Restate the full set of records exactly, word for word.

Records excerpted from a collection:
========

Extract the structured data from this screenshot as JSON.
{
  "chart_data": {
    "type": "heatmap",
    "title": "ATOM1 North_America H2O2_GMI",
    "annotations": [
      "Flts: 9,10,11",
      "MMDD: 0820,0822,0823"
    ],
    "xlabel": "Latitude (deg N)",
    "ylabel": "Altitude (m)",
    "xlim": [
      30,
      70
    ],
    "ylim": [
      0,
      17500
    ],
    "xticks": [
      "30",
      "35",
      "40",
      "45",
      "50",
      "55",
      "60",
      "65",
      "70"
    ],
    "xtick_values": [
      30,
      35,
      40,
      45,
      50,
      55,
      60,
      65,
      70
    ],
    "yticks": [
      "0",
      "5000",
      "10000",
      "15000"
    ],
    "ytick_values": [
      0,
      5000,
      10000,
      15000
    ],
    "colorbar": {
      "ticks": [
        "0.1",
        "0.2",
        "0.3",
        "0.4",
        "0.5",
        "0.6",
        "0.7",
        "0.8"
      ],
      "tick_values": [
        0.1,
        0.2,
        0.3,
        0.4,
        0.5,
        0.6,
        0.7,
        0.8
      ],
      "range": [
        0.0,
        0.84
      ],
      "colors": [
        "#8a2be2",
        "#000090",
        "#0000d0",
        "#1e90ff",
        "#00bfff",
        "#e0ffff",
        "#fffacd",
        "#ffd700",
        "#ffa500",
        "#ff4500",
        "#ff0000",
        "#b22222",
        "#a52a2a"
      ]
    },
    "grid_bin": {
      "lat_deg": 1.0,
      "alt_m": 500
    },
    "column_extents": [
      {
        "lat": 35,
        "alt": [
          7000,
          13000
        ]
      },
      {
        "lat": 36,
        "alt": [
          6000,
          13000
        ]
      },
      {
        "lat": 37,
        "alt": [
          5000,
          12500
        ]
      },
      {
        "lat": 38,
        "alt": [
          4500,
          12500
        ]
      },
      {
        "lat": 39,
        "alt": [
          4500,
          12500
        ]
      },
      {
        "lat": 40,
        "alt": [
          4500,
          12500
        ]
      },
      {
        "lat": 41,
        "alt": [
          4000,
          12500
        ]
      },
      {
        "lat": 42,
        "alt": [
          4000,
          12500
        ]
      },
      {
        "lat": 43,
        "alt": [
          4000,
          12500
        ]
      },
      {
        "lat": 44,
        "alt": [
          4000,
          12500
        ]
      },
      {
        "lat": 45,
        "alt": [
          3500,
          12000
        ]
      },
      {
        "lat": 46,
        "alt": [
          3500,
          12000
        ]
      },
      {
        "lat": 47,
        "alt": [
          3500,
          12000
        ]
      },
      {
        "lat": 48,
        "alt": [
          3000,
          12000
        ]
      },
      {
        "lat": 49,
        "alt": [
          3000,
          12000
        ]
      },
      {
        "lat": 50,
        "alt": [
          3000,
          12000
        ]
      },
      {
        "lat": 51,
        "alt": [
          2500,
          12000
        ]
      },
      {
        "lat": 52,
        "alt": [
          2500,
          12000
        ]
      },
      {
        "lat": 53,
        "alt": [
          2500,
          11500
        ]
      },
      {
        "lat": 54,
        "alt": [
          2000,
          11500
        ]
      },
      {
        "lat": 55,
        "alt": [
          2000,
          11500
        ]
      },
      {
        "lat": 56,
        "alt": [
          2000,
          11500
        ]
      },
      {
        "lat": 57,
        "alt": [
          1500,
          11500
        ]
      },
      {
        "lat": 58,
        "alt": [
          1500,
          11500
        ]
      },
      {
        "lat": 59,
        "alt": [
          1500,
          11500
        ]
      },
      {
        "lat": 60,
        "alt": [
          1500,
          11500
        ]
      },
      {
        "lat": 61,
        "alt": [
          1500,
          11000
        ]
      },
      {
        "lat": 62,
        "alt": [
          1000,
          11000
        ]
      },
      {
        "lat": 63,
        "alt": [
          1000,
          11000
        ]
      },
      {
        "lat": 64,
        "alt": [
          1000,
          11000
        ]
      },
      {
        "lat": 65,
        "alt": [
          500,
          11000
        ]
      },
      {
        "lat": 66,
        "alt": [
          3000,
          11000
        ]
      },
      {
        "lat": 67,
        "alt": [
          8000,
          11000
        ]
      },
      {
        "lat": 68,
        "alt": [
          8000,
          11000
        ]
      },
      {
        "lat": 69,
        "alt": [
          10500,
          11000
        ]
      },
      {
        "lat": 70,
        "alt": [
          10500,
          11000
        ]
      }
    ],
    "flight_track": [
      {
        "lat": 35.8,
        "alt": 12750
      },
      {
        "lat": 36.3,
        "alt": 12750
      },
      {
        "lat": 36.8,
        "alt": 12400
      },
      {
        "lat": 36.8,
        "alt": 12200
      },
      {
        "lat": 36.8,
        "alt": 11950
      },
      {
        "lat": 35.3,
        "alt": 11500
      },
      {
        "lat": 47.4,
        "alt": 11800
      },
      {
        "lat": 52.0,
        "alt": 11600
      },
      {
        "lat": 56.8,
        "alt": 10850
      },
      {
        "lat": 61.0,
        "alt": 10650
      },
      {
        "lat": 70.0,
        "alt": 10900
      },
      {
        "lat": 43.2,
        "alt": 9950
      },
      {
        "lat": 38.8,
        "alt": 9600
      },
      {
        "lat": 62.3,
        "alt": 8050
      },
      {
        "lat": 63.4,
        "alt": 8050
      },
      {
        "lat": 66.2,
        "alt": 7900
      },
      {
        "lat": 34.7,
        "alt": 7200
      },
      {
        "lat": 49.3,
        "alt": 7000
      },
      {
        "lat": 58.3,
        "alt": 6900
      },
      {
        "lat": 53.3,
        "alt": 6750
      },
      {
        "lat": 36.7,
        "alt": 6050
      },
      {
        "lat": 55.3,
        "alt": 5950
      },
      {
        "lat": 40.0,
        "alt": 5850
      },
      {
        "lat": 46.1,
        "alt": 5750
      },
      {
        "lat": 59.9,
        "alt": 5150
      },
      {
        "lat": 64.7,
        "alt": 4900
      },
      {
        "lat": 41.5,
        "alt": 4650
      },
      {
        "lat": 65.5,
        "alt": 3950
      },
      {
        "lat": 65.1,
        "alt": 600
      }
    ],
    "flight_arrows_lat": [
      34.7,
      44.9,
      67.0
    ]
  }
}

========

Completed exercise:
Extract the structured data from this screenshot as JSON.
{
  "chart_data": {
    "type": "heatmap",
    "title": "ATOM1 North_America H2O2_GMI",
    "annotations": [
      "Flts: 9,10,11",
      "MMDD: 0820,0822,0823"
    ],
    "xlabel": "Latitude (deg N)",
    "ylabel": "Altitude (m)",
    "xlim": [
      30,
      70
    ],
    "ylim": [
      0,
      17500
    ],
    "xticks": [
      "30",
      "35",
      "40",
      "45",
      "50",
      "55",
      "60",
      "65",
      "70"
    ],
    "xtick_values": [
      30,
      35,
      40,
      45,
      50,
      55,
      60,
      65,
      70
    ],
    "yticks": [
      "0",
      "5000",
      "10000",
      "15000"
    ],
    "ytick_values": [
      0,
      5000,
      10000,
      15000
    ],
    "colorbar": {
      "ticks": [
        "0.1",
        "0.2",
        "0.3",
        "0.4",
        "0.5",
        "0.6",
        "0.7",
        "0.8"
      ],
      "tick_values": [
        0.1,
        0.2,
        0.3,
        0.4,
        0.5,
        0.6,
        0.7,
        0.8
      ],
      "range": [
        0.0,
        0.84
      ],
      "colors": [
        "#8a2be2",
        "#000090",
        "#0000d0",
        "#1e90ff",
        "#00bfff",
        "#e0ffff",
        "#fffacd",
        "#ffd700",
        "#ffa500",
        "#ff4500",
        "#ff0000",
        "#b22222",
        "#a52a2a"
      ]
    },
    "grid_bin": {
      "lat_deg": 1.0,
      "alt_m": 500
    },
    "column_extents": [
      {
        "lat": 35,
        "alt": [
          7000,
          13000
        ]
      },
      {
        "lat": 36,
        "alt": [
          6000,
          13000
        ]
      },
      {
        "lat": 37,
        "alt": [
          5000,
          12500
        ]
      },
      {
        "lat": 38,
        "alt": [
          4500,
          12500
        ]
      },
      {
        "lat": 39,
        "alt": [
          4500,
          12500
        ]
      },
      {
        "lat": 40,
        "alt": [
          4500,
          12500
        ]
      },
      {
        "lat": 41,
        "alt": [
          4000,
          12500
        ]
      },
      {
        "lat": 42,
        "alt": [
          4000,
          12500
        ]
      },
      {
        "lat": 43,
        "alt": [
          4000,
          12500
        ]
      },
      {
        "lat": 44,
        "alt": [
          4000,
          12500
        ]
      },
      {
        "lat": 45,
        "alt": [
          3500,
          12000
        ]
      },
      {
        "lat": 46,
        "alt": [
          3500,
          12000
        ]
      },
      {
        "lat": 47,
        "alt": [
          3500,
          12000
        ]
      },
      {
        "lat": 48,
        "alt": [
          3000,
          12000
        ]
      },
      {
        "lat": 49,
        "alt": [
          3000,
          12000
        ]
      },
      {
        "lat": 50,
        "alt": [
          3000,
          12000
        ]
      },
      {
        "lat": 51,
        "alt": [
          2500,
          12000
        ]
      },
      {
        "lat": 52,
        "alt": [
          2500,
          12000
        ]
      },
      {
        "lat": 53,
        "alt": [
          2500,
          11500
        ]
      },
      {
        "lat": 54,
        "alt": [
          2000,
          11500
        ]
      },
      {
        "lat": 55,
        "alt": [
          2000,
          11500
        ]
      },
      {
        "lat": 56,
        "alt": [
          2000,
          11500
        ]
      },
      {
        "lat": 57,
        "alt": [
          1500,
          11500
        ]
      },
      {
        "lat": 58,
        "alt": [
          1500,
          11500
        ]
      },
      {
        "lat": 59,
        "alt": [
          1500,
          11500
        ]
      },
      {
        "lat": 60,
        "alt": [
          1500,
          11500
        ]
      },
      {
        "lat": 61,
        "alt": [
          1500,
          11000
        ]
      },
      {
        "lat": 62,
        "alt": [
          1000,
          11000
        ]
      },
      {
        "lat": 63,
        "alt": [
          1000,
          11000
        ]
      },
      {
        "lat": 64,
        "alt": [
          1000,
          11000
        ]
      },
      {
        "lat": 65,
        "alt": [
          500,
          11000
        ]
      },
      {
        "lat": 66,
        "alt": [
          3000,
          11000
        ]
      },
      {
        "lat": 67,
        "alt": [
          8000,
          11000
        ]
      },
      {
        "lat": 68,
        "alt": [
          8000,
          11000
        ]
      },
      {
        "lat": 69,
        "alt": [
          10500,
          11000
        ]
      },
      {
        "lat": 70,
        "alt": [
          10500,
          11000
        ]
      }
    ],
    "flight_track": [
      {
        "lat": 35.8,
        "alt": 12750
      },
      {
        "lat": 36.3,
        "alt": 12750
      },
      {
        "lat": 36.8,
        "alt": 12400
      },
      {
        "lat": 36.8,
        "alt": 12200
      },
      {
        "lat": 36.8,
        "alt": 11950
      },
      {
        "lat": 35.3,
        "alt": 11500
      },
      {
        "lat": 47.4,
        "alt": 11800
      },
      {
        "lat": 52.0,
        "alt": 11600
      },
      {
        "lat": 56.8,
        "alt": 10850
      },
      {
        "lat": 61.0,
        "alt": 10650
      },
      {
        "lat": 70.0,
        "alt": 10900
      },
      {
        "lat": 43.2,
        "alt": 9950
      },
      {
        "lat": 38.8,
        "alt": 9600
      },
      {
        "lat": 62.3,
        "alt": 8050
      },
      {
        "lat": 63.4,
        "alt": 8050
      },
      {
        "lat": 66.2,
        "alt": 7900
      },
      {
        "lat": 34.7,
        "alt": 7200
      },
      {
        "lat": 49.3,
        "alt": 7000
      },
      {
        "lat": 58.3,
        "alt": 6900
      },
      {
        "lat": 53.3,
        "alt": 6750
      },
      {
        "lat": 36.7,
        "alt": 6050
      },
      {
        "lat": 55.3,
        "alt": 5950
      },
      {
        "lat": 40.0,
        "alt": 5850
      },
      {
        "lat": 46.1,
        "alt": 5750
      },
      {
        "lat": 59.9,
        "alt": 5150
      },
      {
        "lat": 64.7,
        "alt": 4900
      },
      {
        "lat": 41.5,
        "alt": 4650
      },
      {
        "lat": 65.5,
        "alt": 3950
      },
      {
        "lat": 65.1,
        "alt": 600
      }
    ],
    "flight_arrows_lat": [
      34.7,
      44.9,
      67.0
    ]
  }
}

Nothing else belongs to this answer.